# Start of Extracted entries

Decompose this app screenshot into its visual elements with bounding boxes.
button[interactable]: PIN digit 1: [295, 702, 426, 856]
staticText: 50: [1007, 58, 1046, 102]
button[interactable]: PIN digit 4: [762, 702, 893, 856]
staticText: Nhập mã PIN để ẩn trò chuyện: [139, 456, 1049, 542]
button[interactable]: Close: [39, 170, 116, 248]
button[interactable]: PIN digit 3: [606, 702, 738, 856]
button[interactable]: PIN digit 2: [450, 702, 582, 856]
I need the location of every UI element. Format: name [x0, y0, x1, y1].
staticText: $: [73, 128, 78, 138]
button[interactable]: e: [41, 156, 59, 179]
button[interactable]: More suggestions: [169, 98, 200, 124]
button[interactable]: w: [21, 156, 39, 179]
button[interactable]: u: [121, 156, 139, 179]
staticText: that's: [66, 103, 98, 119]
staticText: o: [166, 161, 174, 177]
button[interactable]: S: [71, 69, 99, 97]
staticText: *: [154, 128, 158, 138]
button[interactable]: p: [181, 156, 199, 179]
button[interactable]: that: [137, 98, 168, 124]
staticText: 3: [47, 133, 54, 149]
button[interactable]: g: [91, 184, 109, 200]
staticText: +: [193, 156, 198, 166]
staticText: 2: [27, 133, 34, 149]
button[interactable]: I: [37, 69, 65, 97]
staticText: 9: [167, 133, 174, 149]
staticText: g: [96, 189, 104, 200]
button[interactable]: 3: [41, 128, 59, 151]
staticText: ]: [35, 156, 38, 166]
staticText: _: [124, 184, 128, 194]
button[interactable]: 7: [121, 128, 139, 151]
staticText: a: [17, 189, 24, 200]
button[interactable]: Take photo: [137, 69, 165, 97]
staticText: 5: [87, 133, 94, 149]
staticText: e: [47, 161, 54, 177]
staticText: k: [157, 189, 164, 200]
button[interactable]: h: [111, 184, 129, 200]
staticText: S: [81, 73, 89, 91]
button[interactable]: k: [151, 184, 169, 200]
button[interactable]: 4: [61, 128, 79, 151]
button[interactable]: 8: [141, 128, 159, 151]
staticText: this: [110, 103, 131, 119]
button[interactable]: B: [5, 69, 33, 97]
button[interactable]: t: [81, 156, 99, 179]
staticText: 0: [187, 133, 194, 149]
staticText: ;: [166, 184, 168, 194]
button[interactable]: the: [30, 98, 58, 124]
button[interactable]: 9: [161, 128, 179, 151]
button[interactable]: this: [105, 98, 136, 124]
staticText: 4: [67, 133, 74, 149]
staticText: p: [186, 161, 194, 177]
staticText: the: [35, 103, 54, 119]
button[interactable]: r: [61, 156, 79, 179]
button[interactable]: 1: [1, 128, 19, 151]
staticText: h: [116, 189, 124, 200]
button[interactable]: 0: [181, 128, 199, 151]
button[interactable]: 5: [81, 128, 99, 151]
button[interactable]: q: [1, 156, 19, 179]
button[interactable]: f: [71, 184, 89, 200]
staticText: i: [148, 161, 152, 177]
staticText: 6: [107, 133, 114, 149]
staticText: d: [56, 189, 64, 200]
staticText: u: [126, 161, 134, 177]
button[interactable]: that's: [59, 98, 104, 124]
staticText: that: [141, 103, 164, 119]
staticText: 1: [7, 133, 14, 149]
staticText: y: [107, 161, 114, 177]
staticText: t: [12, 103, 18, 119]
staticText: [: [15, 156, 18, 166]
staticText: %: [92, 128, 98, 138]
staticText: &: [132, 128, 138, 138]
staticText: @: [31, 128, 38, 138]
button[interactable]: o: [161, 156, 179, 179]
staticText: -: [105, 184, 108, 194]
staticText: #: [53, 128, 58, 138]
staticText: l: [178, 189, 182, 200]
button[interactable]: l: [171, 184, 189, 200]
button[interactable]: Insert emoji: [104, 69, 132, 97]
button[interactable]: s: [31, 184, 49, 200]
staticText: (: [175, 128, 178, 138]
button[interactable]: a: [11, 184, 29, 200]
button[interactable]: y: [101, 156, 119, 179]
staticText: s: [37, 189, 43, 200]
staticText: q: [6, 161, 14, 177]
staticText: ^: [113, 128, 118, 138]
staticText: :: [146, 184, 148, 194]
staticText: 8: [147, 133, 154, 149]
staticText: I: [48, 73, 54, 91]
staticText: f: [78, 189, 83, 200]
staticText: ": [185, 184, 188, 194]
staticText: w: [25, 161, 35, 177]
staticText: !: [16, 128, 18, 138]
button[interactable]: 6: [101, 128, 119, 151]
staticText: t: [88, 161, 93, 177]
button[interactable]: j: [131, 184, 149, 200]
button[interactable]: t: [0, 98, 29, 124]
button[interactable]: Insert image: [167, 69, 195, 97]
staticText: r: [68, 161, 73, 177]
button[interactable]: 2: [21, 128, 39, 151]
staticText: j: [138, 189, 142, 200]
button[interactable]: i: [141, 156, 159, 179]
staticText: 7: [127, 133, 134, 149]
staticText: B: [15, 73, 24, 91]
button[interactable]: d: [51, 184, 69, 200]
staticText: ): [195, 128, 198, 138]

# End of Extracted entries

### The problem
Please copy every line above word for word, keeping each character and number unchanged.

### Solution
Decompose this app screenshot into its visual elements with bounding boxes.
button[interactable]: PIN digit 1: [295, 702, 426, 856]
staticText: 50: [1007, 58, 1046, 102]
button[interactable]: PIN digit 4: [762, 702, 893, 856]
staticText: Nhập mã PIN để ẩn trò chuyện: [139, 456, 1049, 542]
button[interactable]: Close: [39, 170, 116, 248]
button[interactable]: PIN digit 3: [606, 702, 738, 856]
button[interactable]: PIN digit 2: [450, 702, 582, 856]
I need the location of every UI element. Format: name [x0, y0, x1, y1].
staticText: $: [73, 128, 78, 138]
button[interactable]: e: [41, 156, 59, 179]
button[interactable]: More suggestions: [169, 98, 200, 124]
button[interactable]: w: [21, 156, 39, 179]
button[interactable]: u: [121, 156, 139, 179]
staticText: that's: [66, 103, 98, 119]
staticText: o: [166, 161, 174, 177]
button[interactable]: S: [71, 69, 99, 97]
staticText: *: [154, 128, 158, 138]
button[interactable]: p: [181, 156, 199, 179]
button[interactable]: that: [137, 98, 168, 124]
staticText: 3: [47, 133, 54, 149]
button[interactable]: g: [91, 184, 109, 200]
staticText: +: [193, 156, 198, 166]
staticText: 2: [27, 133, 34, 149]
button[interactable]: I: [37, 69, 65, 97]
staticText: 9: [167, 133, 174, 149]
staticText: g: [96, 189, 104, 200]
button[interactable]: 3: [41, 128, 59, 151]
staticText: ]: [35, 156, 38, 166]
staticText: _: [124, 184, 128, 194]
button[interactable]: 7: [121, 128, 139, 151]
staticText: a: [17, 189, 24, 200]
button[interactable]: Take photo: [137, 69, 165, 97]
staticText: 5: [87, 133, 94, 149]
staticText: e: [47, 161, 54, 177]
staticText: k: [157, 189, 164, 200]
button[interactable]: h: [111, 184, 129, 200]
staticText: S: [81, 73, 89, 91]
button[interactable]: k: [151, 184, 169, 200]
button[interactable]: 4: [61, 128, 79, 151]
button[interactable]: 8: [141, 128, 159, 151]
staticText: this: [110, 103, 131, 119]
button[interactable]: B: [5, 69, 33, 97]
button[interactable]: t: [81, 156, 99, 179]
staticText: 0: [187, 133, 194, 149]
staticText: ;: [166, 184, 168, 194]
button[interactable]: the: [30, 98, 58, 124]
button[interactable]: 9: [161, 128, 179, 151]
button[interactable]: this: [105, 98, 136, 124]
staticText: 4: [67, 133, 74, 149]
staticText: p: [186, 161, 194, 177]
staticText: the: [35, 103, 54, 119]
button[interactable]: r: [61, 156, 79, 179]
button[interactable]: 1: [1, 128, 19, 151]
staticText: h: [116, 189, 124, 200]
button[interactable]: 0: [181, 128, 199, 151]
button[interactable]: 5: [81, 128, 99, 151]
button[interactable]: q: [1, 156, 19, 179]
button[interactable]: f: [71, 184, 89, 200]
staticText: i: [148, 161, 152, 177]
staticText: 6: [107, 133, 114, 149]
staticText: d: [56, 189, 64, 200]
staticText: u: [126, 161, 134, 177]
button[interactable]: that's: [59, 98, 104, 124]
staticText: that: [141, 103, 164, 119]
staticText: 1: [7, 133, 14, 149]
staticText: y: [107, 161, 114, 177]
staticText: t: [12, 103, 18, 119]
staticText: [: [15, 156, 18, 166]
staticText: %: [92, 128, 98, 138]
staticText: &: [132, 128, 138, 138]
staticText: @: [31, 128, 38, 138]
button[interactable]: o: [161, 156, 179, 179]
staticText: -: [105, 184, 108, 194]
staticText: #: [53, 128, 58, 138]
staticText: l: [178, 189, 182, 200]
button[interactable]: l: [171, 184, 189, 200]
button[interactable]: Insert emoji: [104, 69, 132, 97]
button[interactable]: s: [31, 184, 49, 200]
staticText: (: [175, 128, 178, 138]
button[interactable]: a: [11, 184, 29, 200]
button[interactable]: y: [101, 156, 119, 179]
staticText: s: [37, 189, 43, 200]
staticText: q: [6, 161, 14, 177]
staticText: ^: [113, 128, 118, 138]
staticText: :: [146, 184, 148, 194]
staticText: 8: [147, 133, 154, 149]
staticText: I: [48, 73, 54, 91]
staticText: f: [78, 189, 83, 200]
staticText: ": [185, 184, 188, 194]
staticText: w: [25, 161, 35, 177]
staticText: !: [16, 128, 18, 138]
button[interactable]: 6: [101, 128, 119, 151]
staticText: t: [88, 161, 93, 177]
button[interactable]: j: [131, 184, 149, 200]
button[interactable]: t: [0, 98, 29, 124]
button[interactable]: Insert image: [167, 69, 195, 97]
staticText: r: [68, 161, 73, 177]
button[interactable]: 2: [21, 128, 39, 151]
staticText: j: [138, 189, 142, 200]
button[interactable]: i: [141, 156, 159, 179]
staticText: 7: [127, 133, 134, 149]
staticText: B: [15, 73, 24, 91]
button[interactable]: d: [51, 184, 69, 200]
staticText: ): [195, 128, 198, 138]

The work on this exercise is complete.